## TASK BRIEF
The result should be every line of the listing that holds the word "title".

## DATA FOR THIS EXERCISE
○ ○ ○

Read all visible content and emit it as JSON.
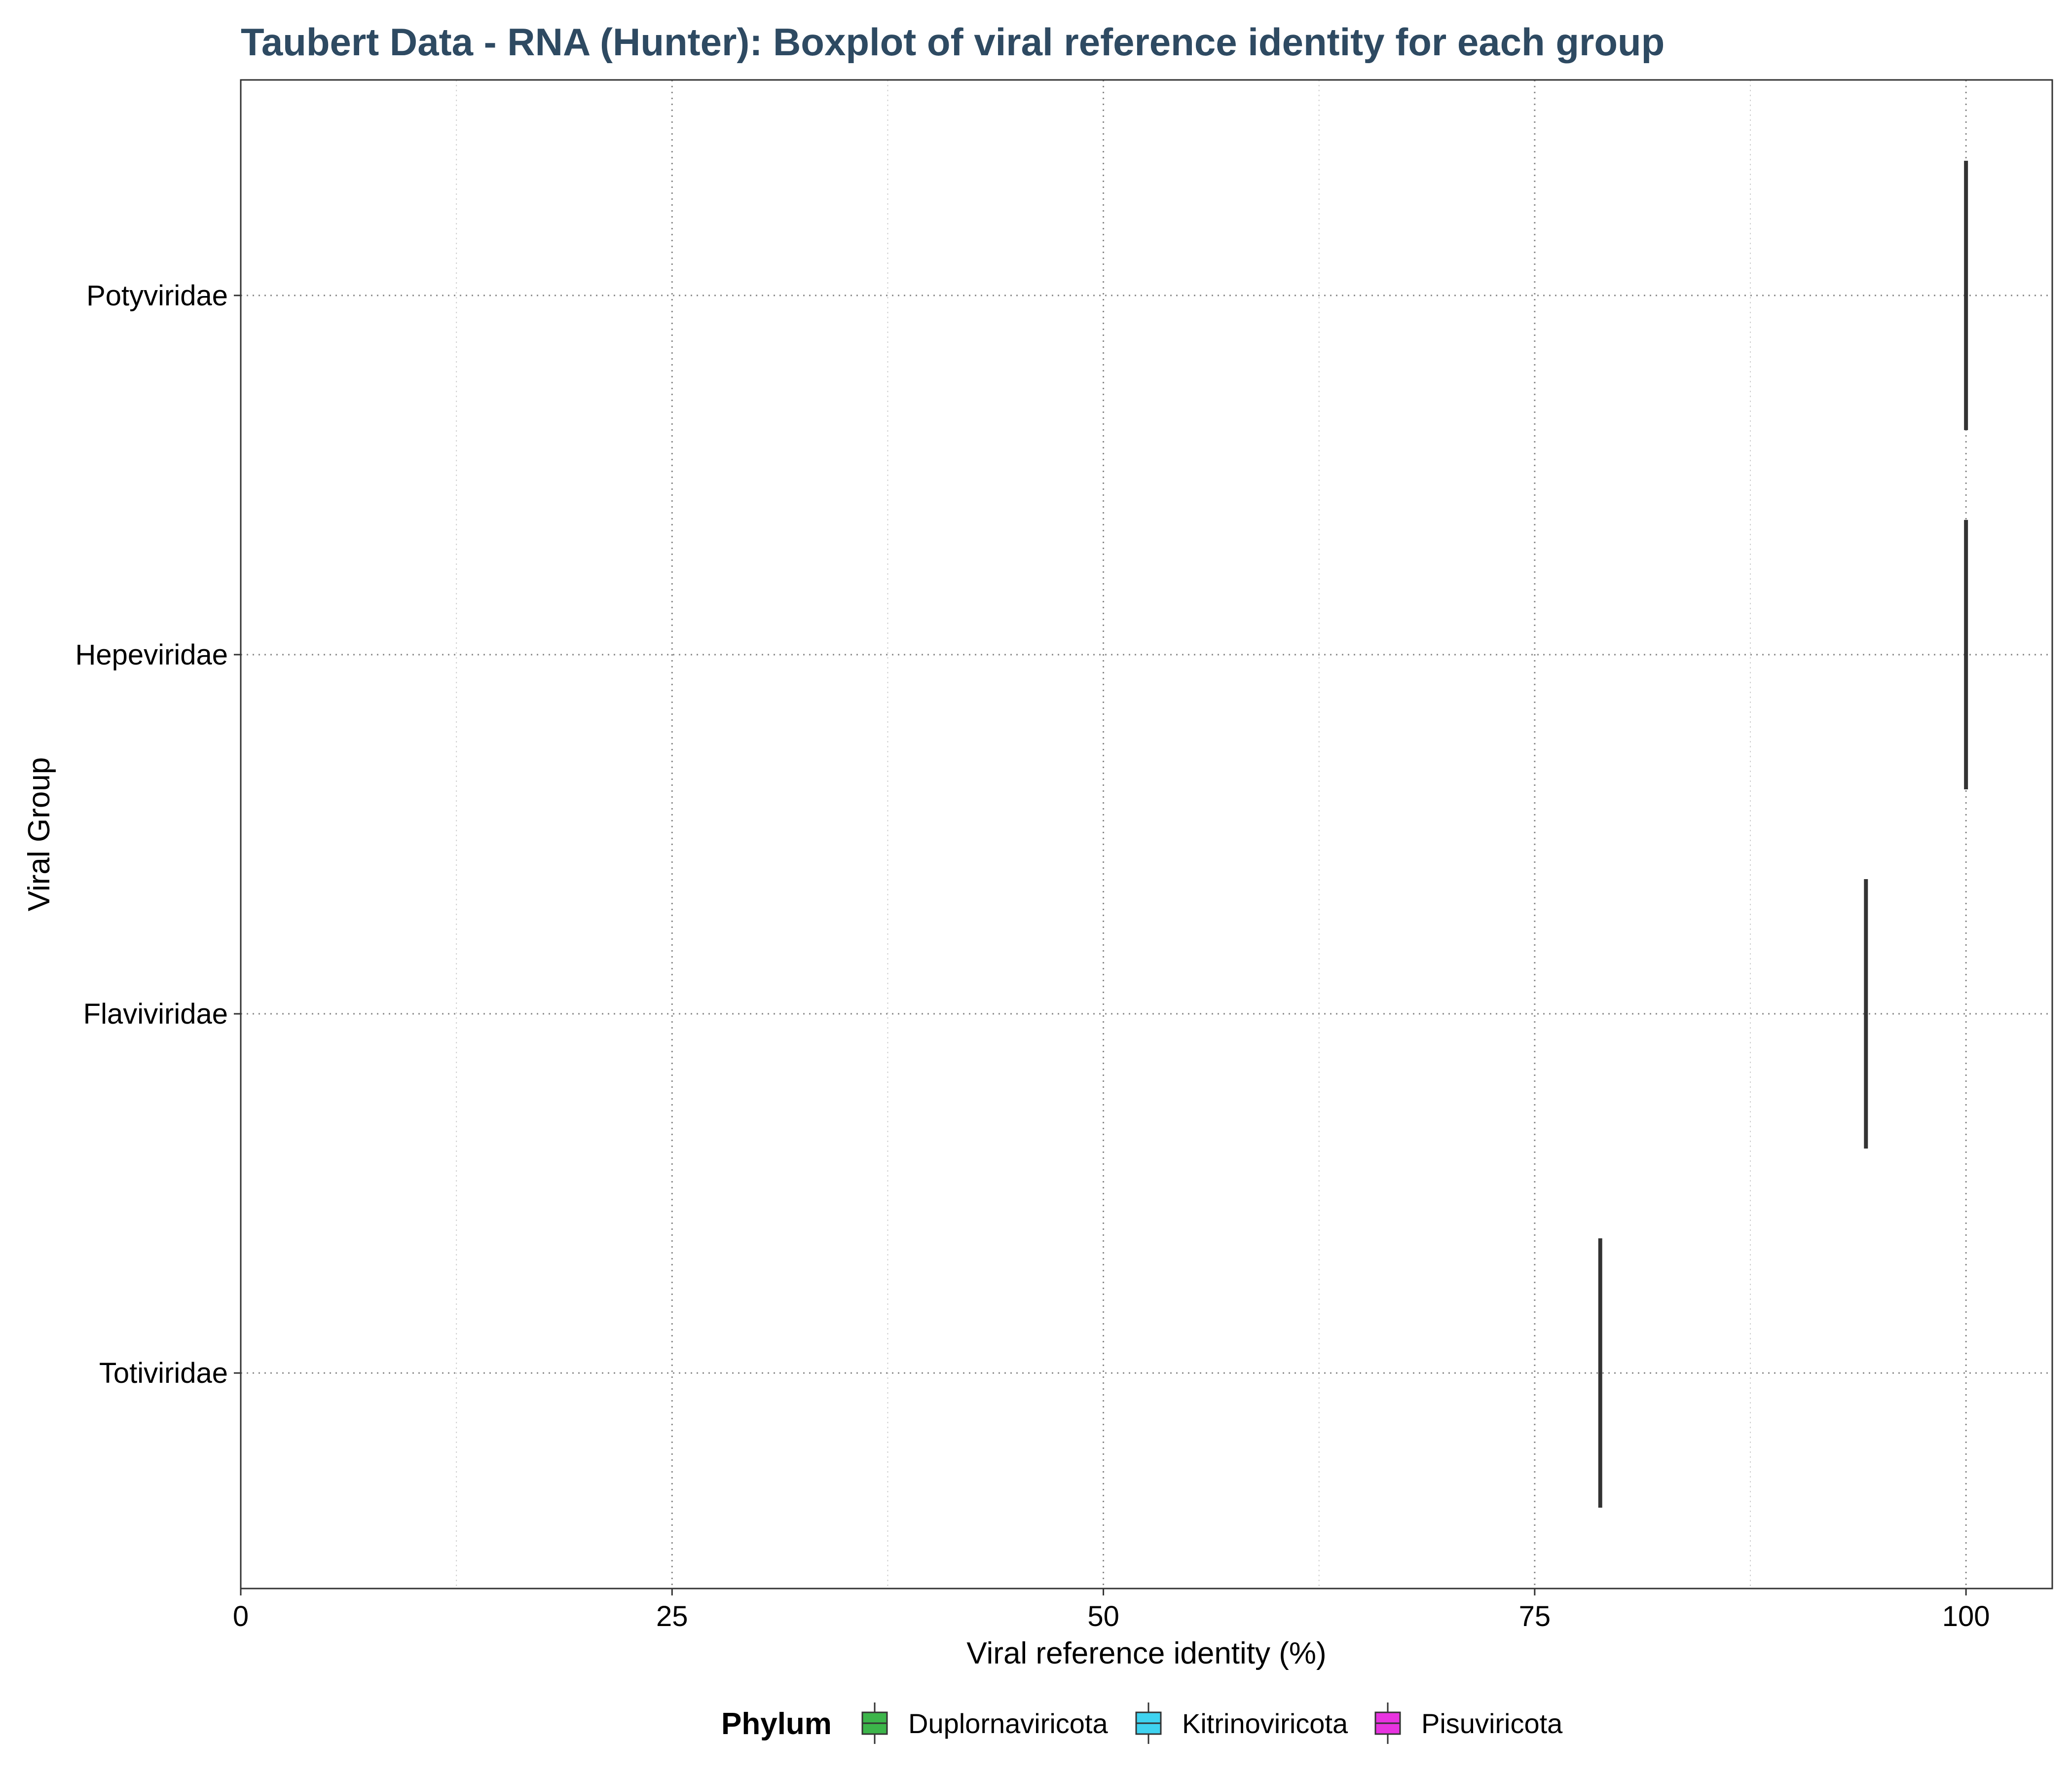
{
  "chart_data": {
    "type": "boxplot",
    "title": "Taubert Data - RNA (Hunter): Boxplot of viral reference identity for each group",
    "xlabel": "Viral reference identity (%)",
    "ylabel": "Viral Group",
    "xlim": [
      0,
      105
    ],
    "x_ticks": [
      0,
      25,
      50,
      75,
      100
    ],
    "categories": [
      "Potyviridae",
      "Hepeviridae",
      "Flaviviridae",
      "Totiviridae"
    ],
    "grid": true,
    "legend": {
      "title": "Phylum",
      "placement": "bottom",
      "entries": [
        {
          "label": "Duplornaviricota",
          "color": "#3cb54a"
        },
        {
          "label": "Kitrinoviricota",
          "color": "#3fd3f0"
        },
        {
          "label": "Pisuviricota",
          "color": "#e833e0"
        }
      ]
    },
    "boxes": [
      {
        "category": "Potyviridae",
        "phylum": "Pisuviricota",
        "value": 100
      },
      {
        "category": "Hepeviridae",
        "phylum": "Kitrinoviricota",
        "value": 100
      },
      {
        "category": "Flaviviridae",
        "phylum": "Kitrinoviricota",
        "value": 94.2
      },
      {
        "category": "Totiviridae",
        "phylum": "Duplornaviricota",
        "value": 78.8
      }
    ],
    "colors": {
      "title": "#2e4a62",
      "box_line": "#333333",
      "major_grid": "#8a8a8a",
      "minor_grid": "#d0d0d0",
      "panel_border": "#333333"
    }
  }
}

○ ○ ○

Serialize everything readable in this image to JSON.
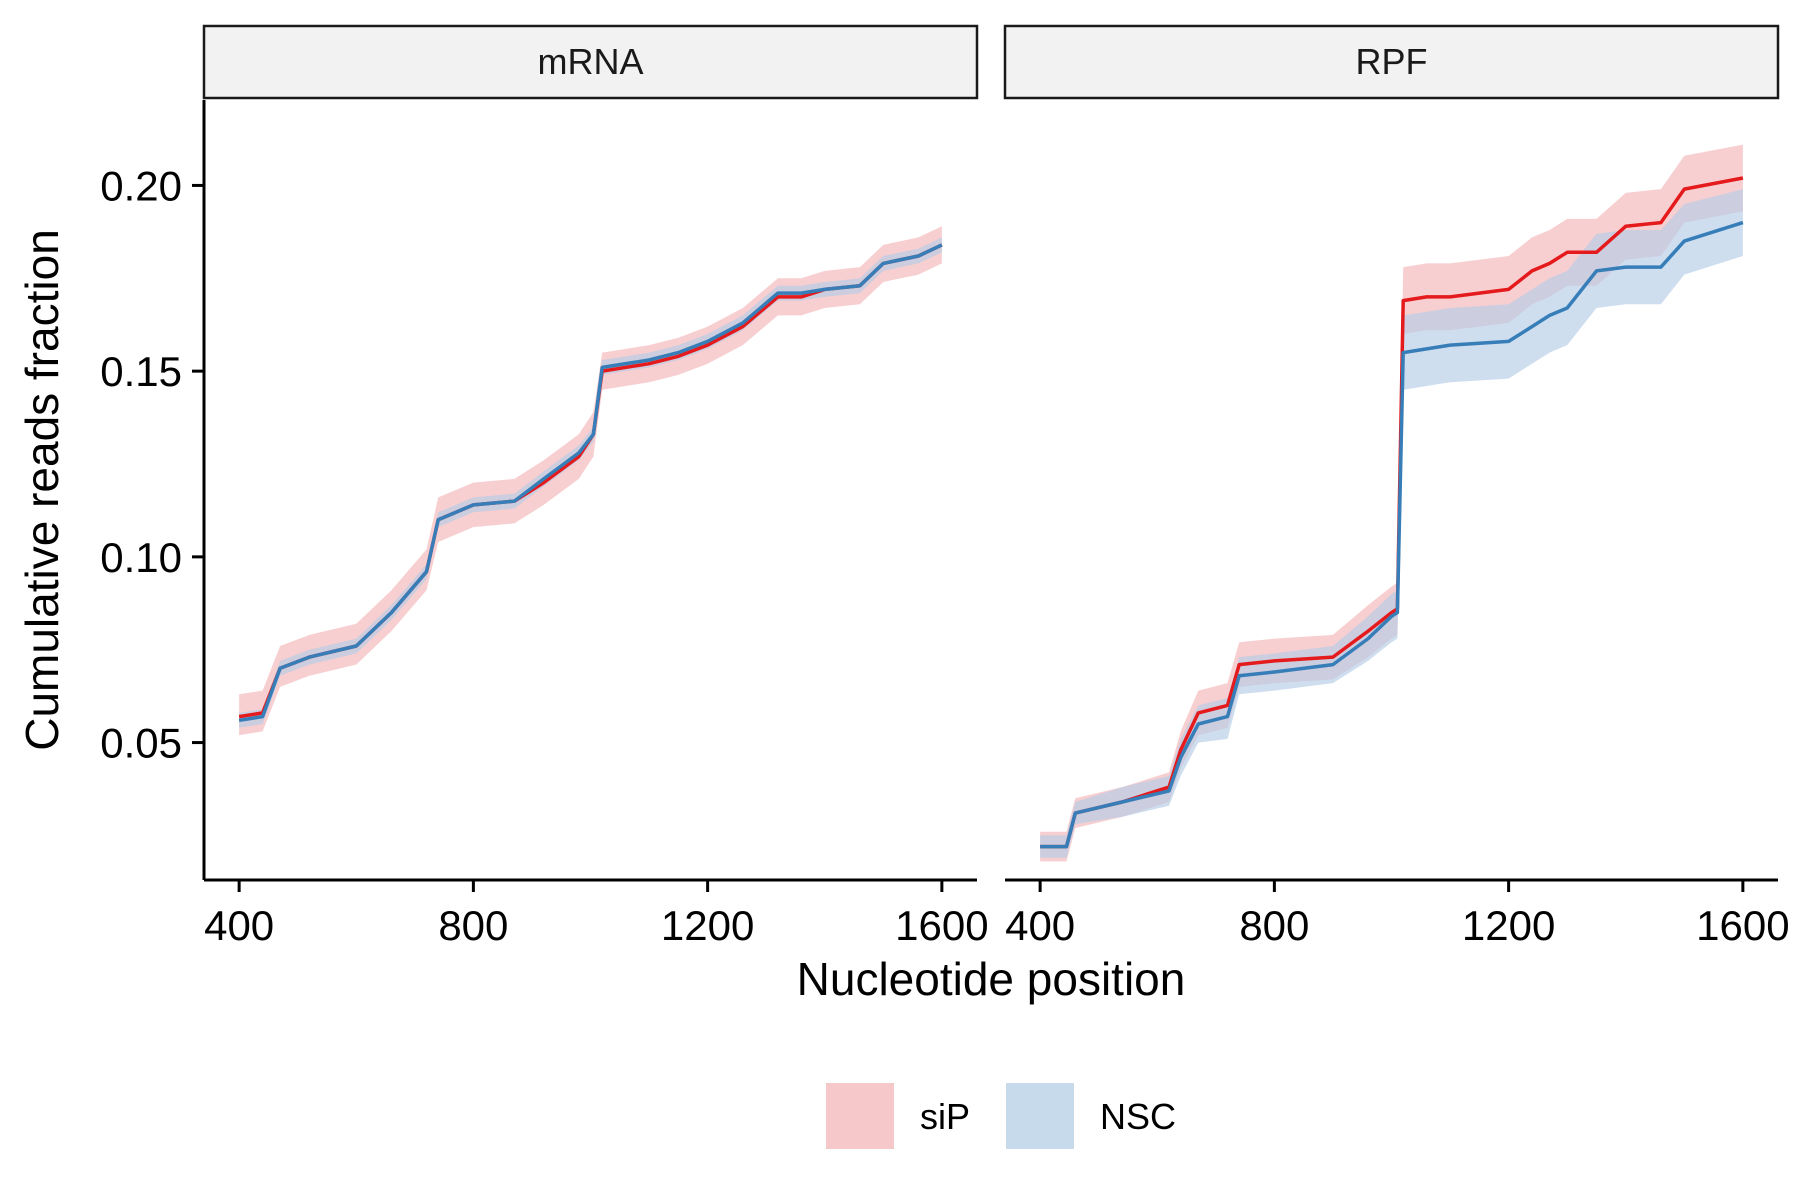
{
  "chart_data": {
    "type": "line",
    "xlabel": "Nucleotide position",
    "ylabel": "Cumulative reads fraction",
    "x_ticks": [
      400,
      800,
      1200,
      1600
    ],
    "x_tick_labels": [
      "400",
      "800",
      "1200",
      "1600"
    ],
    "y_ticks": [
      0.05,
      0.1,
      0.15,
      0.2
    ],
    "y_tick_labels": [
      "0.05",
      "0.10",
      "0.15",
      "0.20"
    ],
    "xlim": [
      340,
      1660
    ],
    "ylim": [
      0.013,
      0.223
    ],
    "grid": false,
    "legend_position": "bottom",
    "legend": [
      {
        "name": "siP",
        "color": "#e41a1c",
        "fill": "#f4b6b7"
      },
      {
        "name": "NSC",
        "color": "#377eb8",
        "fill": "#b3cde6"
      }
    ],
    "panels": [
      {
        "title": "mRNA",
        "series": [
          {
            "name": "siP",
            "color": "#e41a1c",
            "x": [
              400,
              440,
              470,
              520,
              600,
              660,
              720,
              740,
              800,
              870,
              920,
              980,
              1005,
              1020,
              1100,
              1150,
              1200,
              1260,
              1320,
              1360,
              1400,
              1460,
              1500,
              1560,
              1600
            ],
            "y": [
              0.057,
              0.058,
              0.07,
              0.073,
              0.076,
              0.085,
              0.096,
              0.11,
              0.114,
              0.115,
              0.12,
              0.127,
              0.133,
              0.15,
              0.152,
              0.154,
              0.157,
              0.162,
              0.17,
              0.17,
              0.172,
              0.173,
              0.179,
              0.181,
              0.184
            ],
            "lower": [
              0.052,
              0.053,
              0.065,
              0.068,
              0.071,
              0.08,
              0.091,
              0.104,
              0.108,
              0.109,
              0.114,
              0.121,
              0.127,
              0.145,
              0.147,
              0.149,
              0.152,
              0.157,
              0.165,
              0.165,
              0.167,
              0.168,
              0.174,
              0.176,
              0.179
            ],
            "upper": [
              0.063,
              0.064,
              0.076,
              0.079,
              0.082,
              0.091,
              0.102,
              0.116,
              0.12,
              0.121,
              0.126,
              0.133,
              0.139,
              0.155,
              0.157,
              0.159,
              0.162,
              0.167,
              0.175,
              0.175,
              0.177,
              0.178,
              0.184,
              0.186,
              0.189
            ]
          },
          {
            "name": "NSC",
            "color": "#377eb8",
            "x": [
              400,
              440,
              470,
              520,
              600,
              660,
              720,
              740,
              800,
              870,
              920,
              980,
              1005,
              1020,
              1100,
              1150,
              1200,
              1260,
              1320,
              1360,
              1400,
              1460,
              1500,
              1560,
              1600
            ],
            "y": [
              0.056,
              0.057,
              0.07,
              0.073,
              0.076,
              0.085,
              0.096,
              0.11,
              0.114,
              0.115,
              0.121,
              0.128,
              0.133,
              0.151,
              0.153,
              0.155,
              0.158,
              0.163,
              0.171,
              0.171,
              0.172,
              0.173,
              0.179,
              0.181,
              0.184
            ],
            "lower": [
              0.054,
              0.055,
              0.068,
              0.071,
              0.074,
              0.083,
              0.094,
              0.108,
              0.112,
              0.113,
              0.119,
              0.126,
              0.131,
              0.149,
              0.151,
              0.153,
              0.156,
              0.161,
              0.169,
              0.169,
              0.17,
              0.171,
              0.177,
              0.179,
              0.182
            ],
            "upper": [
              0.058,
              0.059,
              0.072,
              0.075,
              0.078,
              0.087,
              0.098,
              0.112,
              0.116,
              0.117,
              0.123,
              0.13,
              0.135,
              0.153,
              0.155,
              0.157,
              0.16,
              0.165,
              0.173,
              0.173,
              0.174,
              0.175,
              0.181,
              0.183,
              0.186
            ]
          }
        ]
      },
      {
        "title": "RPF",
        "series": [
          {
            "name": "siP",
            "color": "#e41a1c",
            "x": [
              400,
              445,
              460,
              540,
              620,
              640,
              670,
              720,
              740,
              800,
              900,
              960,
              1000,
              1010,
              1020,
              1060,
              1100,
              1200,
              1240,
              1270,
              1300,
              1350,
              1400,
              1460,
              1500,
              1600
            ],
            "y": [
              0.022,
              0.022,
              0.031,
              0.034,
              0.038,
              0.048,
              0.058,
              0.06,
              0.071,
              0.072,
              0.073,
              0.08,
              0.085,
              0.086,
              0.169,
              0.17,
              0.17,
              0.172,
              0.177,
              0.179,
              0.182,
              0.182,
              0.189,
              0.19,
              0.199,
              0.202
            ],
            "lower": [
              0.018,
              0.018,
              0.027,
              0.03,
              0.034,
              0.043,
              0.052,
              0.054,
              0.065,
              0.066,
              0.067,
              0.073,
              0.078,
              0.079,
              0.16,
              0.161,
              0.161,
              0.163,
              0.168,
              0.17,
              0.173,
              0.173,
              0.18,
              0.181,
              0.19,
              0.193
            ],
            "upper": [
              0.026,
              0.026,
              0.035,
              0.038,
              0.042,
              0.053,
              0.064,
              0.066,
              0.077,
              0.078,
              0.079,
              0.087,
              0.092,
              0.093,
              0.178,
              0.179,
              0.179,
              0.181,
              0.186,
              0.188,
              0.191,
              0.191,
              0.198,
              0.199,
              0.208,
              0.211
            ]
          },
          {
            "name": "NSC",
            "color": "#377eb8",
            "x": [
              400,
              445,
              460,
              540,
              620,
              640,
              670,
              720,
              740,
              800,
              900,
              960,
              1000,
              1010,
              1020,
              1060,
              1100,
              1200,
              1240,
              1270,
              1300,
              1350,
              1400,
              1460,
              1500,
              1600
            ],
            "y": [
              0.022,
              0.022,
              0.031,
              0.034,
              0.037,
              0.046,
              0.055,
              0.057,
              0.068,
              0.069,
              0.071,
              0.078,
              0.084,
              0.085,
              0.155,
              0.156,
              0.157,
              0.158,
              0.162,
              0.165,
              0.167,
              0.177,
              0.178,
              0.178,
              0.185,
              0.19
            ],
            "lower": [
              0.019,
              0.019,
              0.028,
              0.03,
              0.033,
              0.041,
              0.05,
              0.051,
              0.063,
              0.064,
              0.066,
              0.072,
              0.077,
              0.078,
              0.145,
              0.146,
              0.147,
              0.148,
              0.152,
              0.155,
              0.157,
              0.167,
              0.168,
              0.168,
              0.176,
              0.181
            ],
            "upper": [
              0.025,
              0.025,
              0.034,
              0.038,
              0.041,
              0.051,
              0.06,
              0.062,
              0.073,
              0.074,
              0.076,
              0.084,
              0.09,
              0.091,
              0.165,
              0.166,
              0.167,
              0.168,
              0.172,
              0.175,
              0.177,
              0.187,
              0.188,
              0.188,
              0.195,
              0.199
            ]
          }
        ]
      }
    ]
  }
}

○ ○ ○

## TASK RESULT
    "title": "Taubert Data - RNA (Hunter): Boxplot of viral reference identity for each group",
      "title": "Phylum",
      "title": "#2e4a62",
        "title": "mRNA",
        "title": "RPF",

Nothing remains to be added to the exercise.